--- Material provided ---

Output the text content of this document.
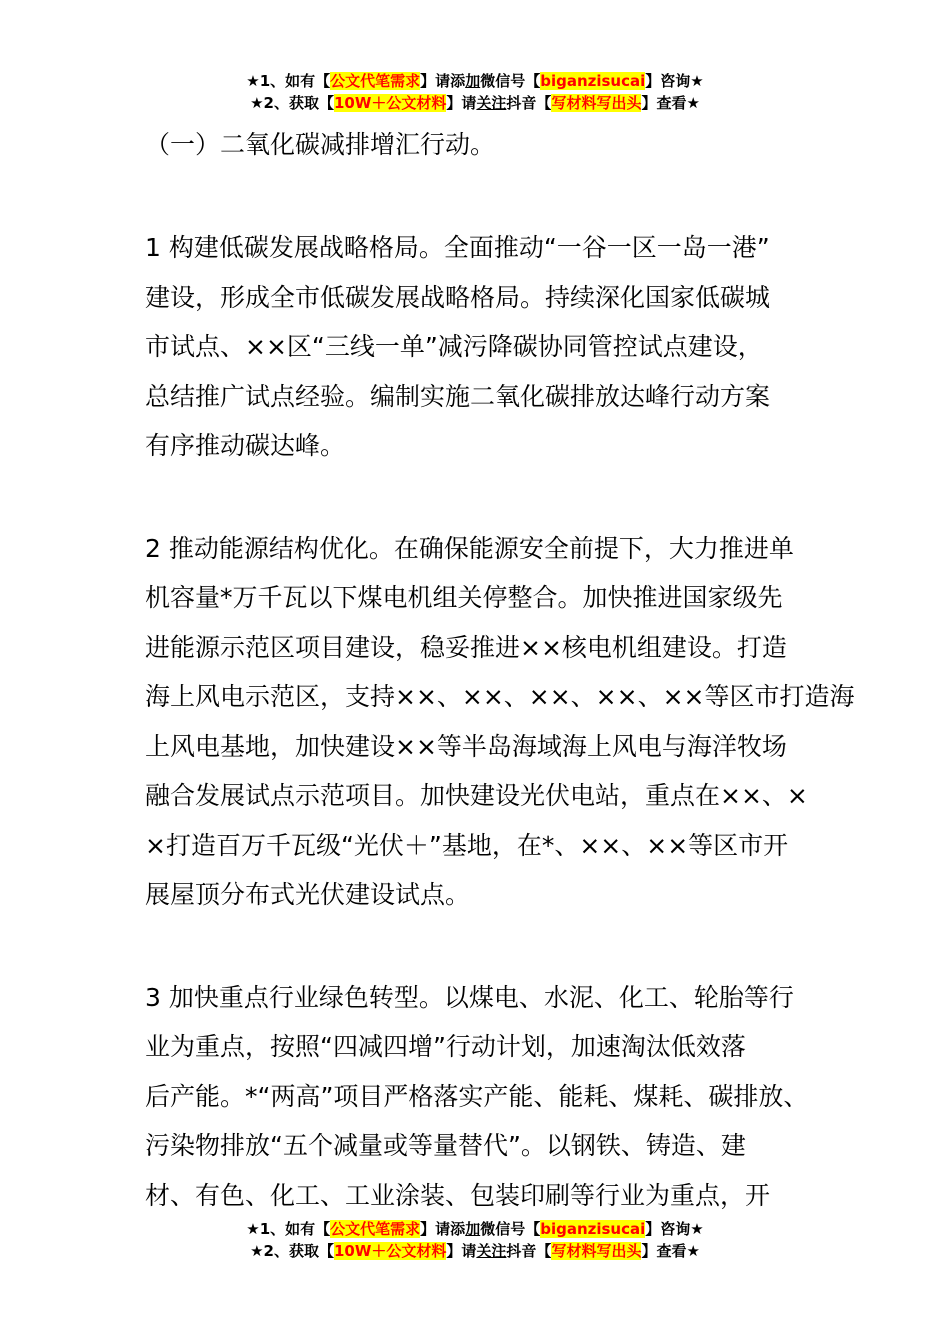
★1、如有【公文代笔需求】请添加微信号【biganzisucai】咨询★
★2、获取【10W＋公文材料】请关注抖音【写材料写出头】查看★

（一）二氧化碳减排增汇行动。

1 构建低碳发展战略格局。全面推动“一谷一区一岛一港”
建设，形成全市低碳发展战略格局。持续深化国家低碳城
市试点、××区“三线一单”减污降碳协同管控试点建设，
总结推广试点经验。编制实施二氧化碳排放达峰行动方案
有序推动碳达峰。
2 推动能源结构优化。在确保能源安全前提下，大力推进单
机容量*万千瓦以下煤电机组关停整合。加快推进国家级先
进能源示范区项目建设，稳妥推进××核电机组建设。打造
海上风电示范区，支持××、××、××、××、××等区市打造海
上风电基地，加快建设××等半岛海域海上风电与海洋牧场
融合发展试点示范项目。加快建设光伏电站，重点在××、×
×打造百万千瓦级“光伏＋”基地，在*、××、××等区市开
展屋顶分布式光伏建设试点。
3 加快重点行业绿色转型。以煤电、水泥、化工、轮胎等行
业为重点，按照“四减四增”行动计划，加速淘汰低效落
后产能。*“两高”项目严格落实产能、能耗、煤耗、碳排放、
污染物排放“五个减量或等量替代”。以钢铁、铸造、建
材、有色、化工、工业涂装、包装印刷等行业为重点，开
★1、如有【公文代笔需求】请添加微信号【biganzisucai】咨询★
★2、获取【10W＋公文材料】请关注抖音【写材料写出头】查看★
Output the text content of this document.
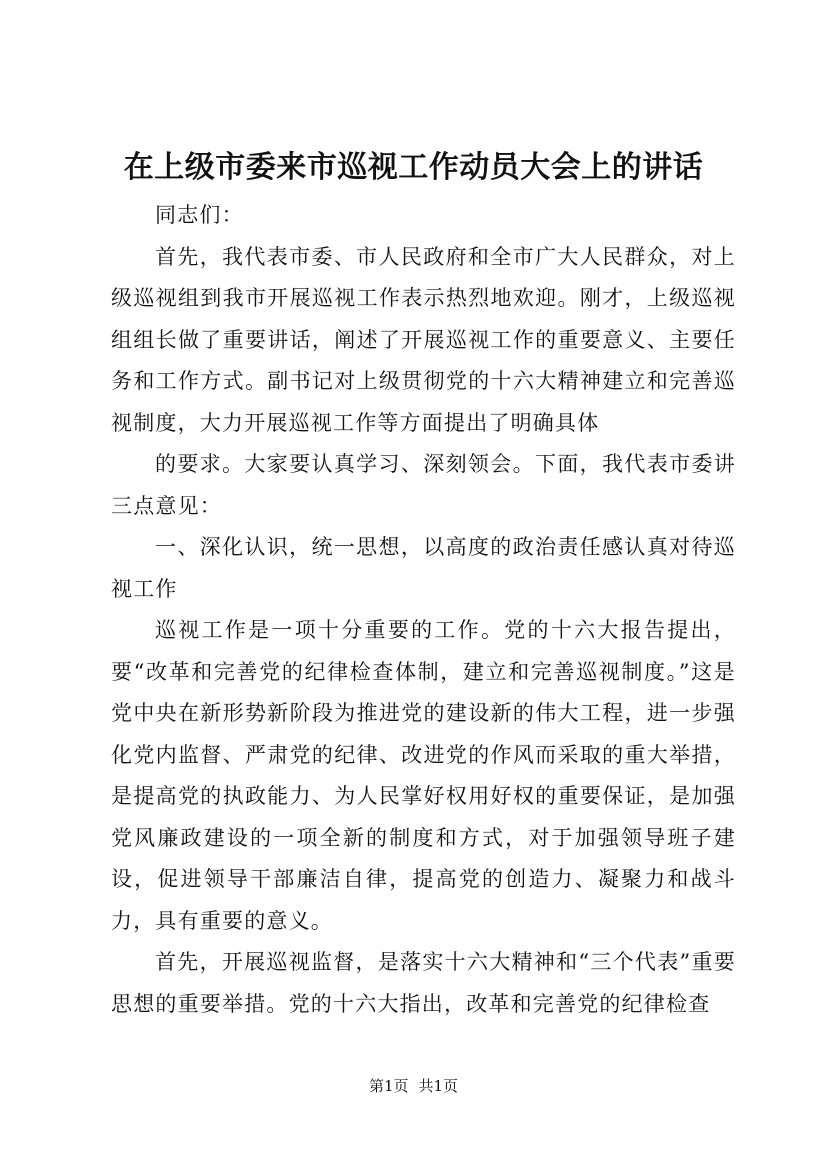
在上级市委来市巡视工作动员大会上的讲话

同志们：

首先，我代表市委、市人民政府和全市广大人民群众，对上级巡视组到我市开展巡视工作表示热烈地欢迎。刚才，上级巡视组组长做了重要讲话，阐述了开展巡视工作的重要意义、主要任务和工作方式。副书记对上级贯彻党的十六大精神建立和完善巡视制度，大力开展巡视工作等方面提出了明确具体

的要求。大家要认真学习、深刻领会。下面，我代表市委讲三点意见：

一、深化认识，统一思想，以高度的政治责任感认真对待巡视工作

巡视工作是一项十分重要的工作。党的十六大报告提出，要“改革和完善党的纪律检查体制，建立和完善巡视制度。”这是党中央在新形势新阶段为推进党的建设新的伟大工程，进一步强化党内监督、严肃党的纪律、改进党的作风而采取的重大举措，是提高党的执政能力、为人民掌好权用好权的重要保证，是加强党风廉政建设的一项全新的制度和方式，对于加强领导班子建设，促进领导干部廉洁自律，提高党的创造力、凝聚力和战斗力，具有重要的意义。

首先，开展巡视监督，是落实十六大精神和“三个代表”重要思想的重要举措。党的十六大指出，改革和完善党的纪律检查

第1页 共1页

---

▶ **Task to carry out**
Set down all the data again exactly as above, pictures excluded.

▶ **The result**
Output the text content of this document.
★1、如有【公文代笔需求】请添加微信号【biganzisucai】咨询★
★2、获取【10W＋公文材料】请关注抖音【写材料写出头】查看★

（一）二氧化碳减排增汇行动。

1 构建低碳发展战略格局。全面推动“一谷一区一岛一港”
建设，形成全市低碳发展战略格局。持续深化国家低碳城
市试点、××区“三线一单”减污降碳协同管控试点建设，
总结推广试点经验。编制实施二氧化碳排放达峰行动方案
有序推动碳达峰。
2 推动能源结构优化。在确保能源安全前提下，大力推进单
机容量*万千瓦以下煤电机组关停整合。加快推进国家级先
进能源示范区项目建设，稳妥推进××核电机组建设。打造
海上风电示范区，支持××、××、××、××、××等区市打造海
上风电基地，加快建设××等半岛海域海上风电与海洋牧场
融合发展试点示范项目。加快建设光伏电站，重点在××、×
×打造百万千瓦级“光伏＋”基地，在*、××、××等区市开
展屋顶分布式光伏建设试点。
3 加快重点行业绿色转型。以煤电、水泥、化工、轮胎等行
业为重点，按照“四减四增”行动计划，加速淘汰低效落
后产能。*“两高”项目严格落实产能、能耗、煤耗、碳排放、
污染物排放“五个减量或等量替代”。以钢铁、铸造、建
材、有色、化工、工业涂装、包装印刷等行业为重点，开
★1、如有【公文代笔需求】请添加微信号【biganzisucai】咨询★
★2、获取【10W＋公文材料】请关注抖音【写材料写出头】查看★
Output the text content of this document.
在上级市委来市巡视工作动员大会上的讲话

同志们：

首先，我代表市委、市人民政府和全市广大人民群众，对上级巡视组到我市开展巡视工作表示热烈地欢迎。刚才，上级巡视组组长做了重要讲话，阐述了开展巡视工作的重要意义、主要任务和工作方式。副书记对上级贯彻党的十六大精神建立和完善巡视制度，大力开展巡视工作等方面提出了明确具体

的要求。大家要认真学习、深刻领会。下面，我代表市委讲三点意见：

一、深化认识，统一思想，以高度的政治责任感认真对待巡视工作

巡视工作是一项十分重要的工作。党的十六大报告提出，要“改革和完善党的纪律检查体制，建立和完善巡视制度。”这是党中央在新形势新阶段为推进党的建设新的伟大工程，进一步强化党内监督、严肃党的纪律、改进党的作风而采取的重大举措，是提高党的执政能力、为人民掌好权用好权的重要保证，是加强党风廉政建设的一项全新的制度和方式，对于加强领导班子建设，促进领导干部廉洁自律，提高党的创造力、凝聚力和战斗力，具有重要的意义。

首先，开展巡视监督，是落实十六大精神和“三个代表”重要思想的重要举措。党的十六大指出，改革和完善党的纪律检查

第1页 共1页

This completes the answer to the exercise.